-------- Given entries --------

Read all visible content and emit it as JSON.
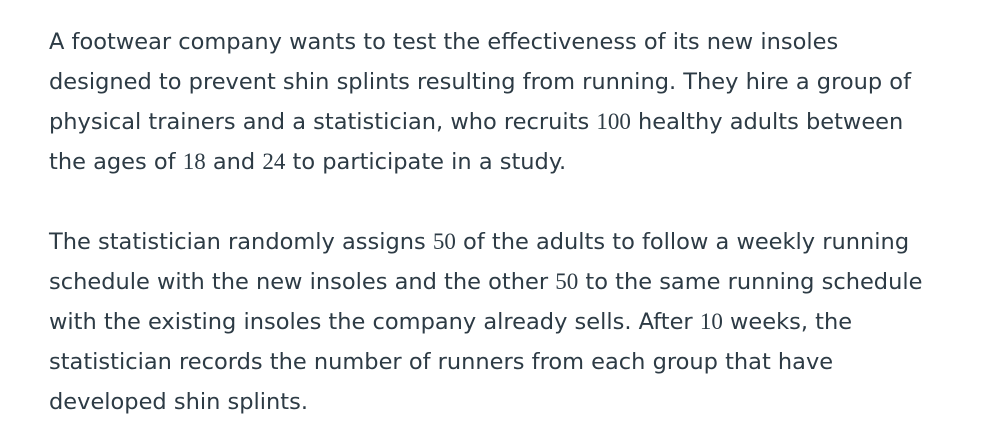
{
  "paragraphs": [
    {
      "lines": [
        [
          {
            "t": "A footwear company wants to test the effectiveness of its new insoles"
          }
        ],
        [
          {
            "t": "designed to prevent shin splints resulting from running. They hire a group of"
          }
        ],
        [
          {
            "t": "physical trainers and a statistician, who recruits "
          },
          {
            "t": "100",
            "num": true
          },
          {
            "t": " healthy adults between"
          }
        ],
        [
          {
            "t": "the ages of "
          },
          {
            "t": "18",
            "num": true
          },
          {
            "t": " and "
          },
          {
            "t": "24",
            "num": true
          },
          {
            "t": " to participate in a study."
          }
        ]
      ]
    },
    {
      "lines": [
        [
          {
            "t": "The statistician randomly assigns "
          },
          {
            "t": "50",
            "num": true
          },
          {
            "t": " of the adults to follow a weekly running"
          }
        ],
        [
          {
            "t": "schedule with the new insoles and the other "
          },
          {
            "t": "50",
            "num": true
          },
          {
            "t": " to the same running schedule"
          }
        ],
        [
          {
            "t": "with the existing insoles the company already sells. After "
          },
          {
            "t": "10",
            "num": true
          },
          {
            "t": " weeks, the"
          }
        ],
        [
          {
            "t": "statistician records the number of runners from each group that have"
          }
        ],
        [
          {
            "t": "developed shin splints."
          }
        ]
      ]
    }
  ]
}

--------

> Challenge: Search the listing for the string "shin". Copy each line where it turns up.

> Answer in full:
            "t": "designed to prevent shin splints resulting from running. They hire a group of"
            "t": "developed shin splints."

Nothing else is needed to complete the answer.